*RECORD LIST:*
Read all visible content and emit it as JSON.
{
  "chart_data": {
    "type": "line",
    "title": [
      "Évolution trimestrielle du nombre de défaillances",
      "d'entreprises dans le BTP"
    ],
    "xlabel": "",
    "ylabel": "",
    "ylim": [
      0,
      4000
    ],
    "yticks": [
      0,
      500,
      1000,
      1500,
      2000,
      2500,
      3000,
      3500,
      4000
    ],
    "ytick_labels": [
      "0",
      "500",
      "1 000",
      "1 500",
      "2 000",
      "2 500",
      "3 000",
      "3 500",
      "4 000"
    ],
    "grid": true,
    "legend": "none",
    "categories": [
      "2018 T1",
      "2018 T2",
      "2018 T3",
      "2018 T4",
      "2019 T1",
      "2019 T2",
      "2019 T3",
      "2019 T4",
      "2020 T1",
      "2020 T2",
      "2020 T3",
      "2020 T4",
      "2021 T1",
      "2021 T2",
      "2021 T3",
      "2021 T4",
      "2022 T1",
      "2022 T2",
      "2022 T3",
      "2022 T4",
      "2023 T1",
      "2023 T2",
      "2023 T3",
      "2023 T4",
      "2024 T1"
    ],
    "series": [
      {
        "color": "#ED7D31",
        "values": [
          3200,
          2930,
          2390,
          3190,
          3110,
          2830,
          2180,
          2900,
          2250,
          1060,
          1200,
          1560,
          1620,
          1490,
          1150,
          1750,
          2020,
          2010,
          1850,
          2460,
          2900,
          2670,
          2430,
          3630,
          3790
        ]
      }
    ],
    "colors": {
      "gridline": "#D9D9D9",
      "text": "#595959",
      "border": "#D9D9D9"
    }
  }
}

*WHAT YOU NEED TO DO:* Repeat the data above exactly.

*THE SOLUTION:*
Read all visible content and emit it as JSON.
{
  "chart_data": {
    "type": "line",
    "title": [
      "Évolution trimestrielle du nombre de défaillances",
      "d'entreprises dans le BTP"
    ],
    "xlabel": "",
    "ylabel": "",
    "ylim": [
      0,
      4000
    ],
    "yticks": [
      0,
      500,
      1000,
      1500,
      2000,
      2500,
      3000,
      3500,
      4000
    ],
    "ytick_labels": [
      "0",
      "500",
      "1 000",
      "1 500",
      "2 000",
      "2 500",
      "3 000",
      "3 500",
      "4 000"
    ],
    "grid": true,
    "legend": "none",
    "categories": [
      "2018 T1",
      "2018 T2",
      "2018 T3",
      "2018 T4",
      "2019 T1",
      "2019 T2",
      "2019 T3",
      "2019 T4",
      "2020 T1",
      "2020 T2",
      "2020 T3",
      "2020 T4",
      "2021 T1",
      "2021 T2",
      "2021 T3",
      "2021 T4",
      "2022 T1",
      "2022 T2",
      "2022 T3",
      "2022 T4",
      "2023 T1",
      "2023 T2",
      "2023 T3",
      "2023 T4",
      "2024 T1"
    ],
    "series": [
      {
        "color": "#ED7D31",
        "values": [
          3200,
          2930,
          2390,
          3190,
          3110,
          2830,
          2180,
          2900,
          2250,
          1060,
          1200,
          1560,
          1620,
          1490,
          1150,
          1750,
          2020,
          2010,
          1850,
          2460,
          2900,
          2670,
          2430,
          3630,
          3790
        ]
      }
    ],
    "colors": {
      "gridline": "#D9D9D9",
      "text": "#595959",
      "border": "#D9D9D9"
    }
  }
}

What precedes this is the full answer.